Document text records
★ ★ ★ ★ ★ ★ ★

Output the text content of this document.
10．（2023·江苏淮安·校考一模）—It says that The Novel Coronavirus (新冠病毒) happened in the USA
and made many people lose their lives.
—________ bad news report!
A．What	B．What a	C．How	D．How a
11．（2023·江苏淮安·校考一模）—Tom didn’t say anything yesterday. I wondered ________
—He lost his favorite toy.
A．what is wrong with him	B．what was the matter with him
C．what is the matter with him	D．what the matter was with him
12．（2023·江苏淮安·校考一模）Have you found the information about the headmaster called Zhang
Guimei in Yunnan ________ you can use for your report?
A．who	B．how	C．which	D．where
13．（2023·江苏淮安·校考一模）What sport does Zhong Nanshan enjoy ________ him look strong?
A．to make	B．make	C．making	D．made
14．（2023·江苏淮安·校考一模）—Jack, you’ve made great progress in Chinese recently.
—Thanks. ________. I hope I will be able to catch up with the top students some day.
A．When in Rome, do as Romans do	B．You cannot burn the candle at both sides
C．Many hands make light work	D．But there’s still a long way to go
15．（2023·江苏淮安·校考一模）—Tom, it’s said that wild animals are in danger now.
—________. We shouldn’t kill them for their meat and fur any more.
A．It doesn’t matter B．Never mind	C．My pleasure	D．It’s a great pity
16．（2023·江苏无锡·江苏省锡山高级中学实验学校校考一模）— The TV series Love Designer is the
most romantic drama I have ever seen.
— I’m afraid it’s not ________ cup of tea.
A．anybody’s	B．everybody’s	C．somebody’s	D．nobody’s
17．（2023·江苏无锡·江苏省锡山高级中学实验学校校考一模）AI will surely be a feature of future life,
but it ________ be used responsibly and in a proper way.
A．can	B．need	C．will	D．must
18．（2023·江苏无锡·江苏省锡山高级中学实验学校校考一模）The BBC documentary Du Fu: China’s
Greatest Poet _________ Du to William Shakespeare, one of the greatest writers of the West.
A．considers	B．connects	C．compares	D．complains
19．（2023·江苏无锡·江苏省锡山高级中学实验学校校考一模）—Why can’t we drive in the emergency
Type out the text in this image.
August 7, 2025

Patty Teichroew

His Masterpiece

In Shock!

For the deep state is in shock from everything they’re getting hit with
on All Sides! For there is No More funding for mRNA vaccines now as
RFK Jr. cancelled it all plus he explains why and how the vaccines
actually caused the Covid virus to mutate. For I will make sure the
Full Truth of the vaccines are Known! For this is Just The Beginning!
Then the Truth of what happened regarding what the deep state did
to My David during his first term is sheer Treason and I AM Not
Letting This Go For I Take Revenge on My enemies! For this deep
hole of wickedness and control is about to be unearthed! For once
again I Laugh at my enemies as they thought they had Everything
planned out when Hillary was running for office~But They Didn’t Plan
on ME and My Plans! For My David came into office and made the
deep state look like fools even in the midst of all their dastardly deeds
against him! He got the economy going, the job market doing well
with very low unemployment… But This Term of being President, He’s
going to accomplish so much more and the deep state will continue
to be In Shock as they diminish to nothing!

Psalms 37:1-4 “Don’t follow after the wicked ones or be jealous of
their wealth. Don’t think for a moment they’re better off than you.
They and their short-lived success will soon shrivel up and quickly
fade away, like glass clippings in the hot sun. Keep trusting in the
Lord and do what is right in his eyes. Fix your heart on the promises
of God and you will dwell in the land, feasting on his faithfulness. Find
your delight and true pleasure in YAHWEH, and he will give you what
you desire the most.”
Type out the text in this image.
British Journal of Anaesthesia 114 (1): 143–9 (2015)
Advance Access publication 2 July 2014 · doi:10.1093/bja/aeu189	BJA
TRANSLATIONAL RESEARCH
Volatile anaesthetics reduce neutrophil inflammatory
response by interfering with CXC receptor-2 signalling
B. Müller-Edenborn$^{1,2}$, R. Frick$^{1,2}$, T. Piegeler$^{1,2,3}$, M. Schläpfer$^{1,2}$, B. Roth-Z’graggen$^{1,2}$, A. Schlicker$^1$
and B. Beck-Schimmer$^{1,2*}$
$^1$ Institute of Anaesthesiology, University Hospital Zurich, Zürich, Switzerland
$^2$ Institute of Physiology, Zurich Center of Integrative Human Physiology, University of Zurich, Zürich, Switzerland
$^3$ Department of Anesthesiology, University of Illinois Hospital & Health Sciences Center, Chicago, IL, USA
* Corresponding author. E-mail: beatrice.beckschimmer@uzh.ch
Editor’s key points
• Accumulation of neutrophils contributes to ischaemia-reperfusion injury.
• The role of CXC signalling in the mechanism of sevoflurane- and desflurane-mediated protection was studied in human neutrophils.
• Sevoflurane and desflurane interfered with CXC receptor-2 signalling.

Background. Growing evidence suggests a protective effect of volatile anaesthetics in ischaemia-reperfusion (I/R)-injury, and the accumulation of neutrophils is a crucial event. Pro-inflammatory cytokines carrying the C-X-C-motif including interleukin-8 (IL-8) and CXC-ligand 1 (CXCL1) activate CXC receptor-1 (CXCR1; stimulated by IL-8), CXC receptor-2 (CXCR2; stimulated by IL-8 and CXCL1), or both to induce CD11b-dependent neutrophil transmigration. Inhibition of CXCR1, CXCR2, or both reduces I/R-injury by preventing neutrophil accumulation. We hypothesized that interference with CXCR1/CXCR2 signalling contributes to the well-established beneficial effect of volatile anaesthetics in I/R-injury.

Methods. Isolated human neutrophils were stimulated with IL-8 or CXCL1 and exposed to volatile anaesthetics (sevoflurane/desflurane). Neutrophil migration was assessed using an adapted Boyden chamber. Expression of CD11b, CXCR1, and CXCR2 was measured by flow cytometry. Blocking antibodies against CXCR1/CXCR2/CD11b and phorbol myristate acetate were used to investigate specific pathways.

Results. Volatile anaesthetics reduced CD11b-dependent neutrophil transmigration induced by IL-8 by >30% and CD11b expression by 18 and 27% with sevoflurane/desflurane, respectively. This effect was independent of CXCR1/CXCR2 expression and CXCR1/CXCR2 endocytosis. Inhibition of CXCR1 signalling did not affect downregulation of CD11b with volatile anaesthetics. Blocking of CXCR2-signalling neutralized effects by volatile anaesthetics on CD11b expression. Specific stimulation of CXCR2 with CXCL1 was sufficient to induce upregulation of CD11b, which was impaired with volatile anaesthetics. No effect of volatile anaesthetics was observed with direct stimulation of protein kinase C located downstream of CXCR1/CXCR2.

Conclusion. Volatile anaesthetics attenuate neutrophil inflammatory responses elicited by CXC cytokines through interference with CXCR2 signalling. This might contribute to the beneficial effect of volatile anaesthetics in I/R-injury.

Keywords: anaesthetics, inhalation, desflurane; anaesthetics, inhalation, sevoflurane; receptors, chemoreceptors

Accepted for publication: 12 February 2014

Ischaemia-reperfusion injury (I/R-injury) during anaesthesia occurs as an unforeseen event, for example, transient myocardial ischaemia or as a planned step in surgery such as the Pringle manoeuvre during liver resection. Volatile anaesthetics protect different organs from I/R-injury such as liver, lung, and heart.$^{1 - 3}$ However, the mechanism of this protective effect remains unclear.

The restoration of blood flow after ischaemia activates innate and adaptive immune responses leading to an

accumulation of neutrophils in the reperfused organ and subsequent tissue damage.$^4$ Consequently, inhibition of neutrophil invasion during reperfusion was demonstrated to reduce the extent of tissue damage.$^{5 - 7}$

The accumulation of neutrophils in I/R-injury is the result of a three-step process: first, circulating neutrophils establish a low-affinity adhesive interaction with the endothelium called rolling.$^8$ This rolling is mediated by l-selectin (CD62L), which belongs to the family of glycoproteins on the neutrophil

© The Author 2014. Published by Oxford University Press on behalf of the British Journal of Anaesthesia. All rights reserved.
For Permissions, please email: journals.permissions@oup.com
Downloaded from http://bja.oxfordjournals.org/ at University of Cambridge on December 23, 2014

★ ★ ★ ★ ★ ★ ★

(What you need to do)
Output the number of lines in the records above that contain the string "responses", and no other text.

(Response to the task)
2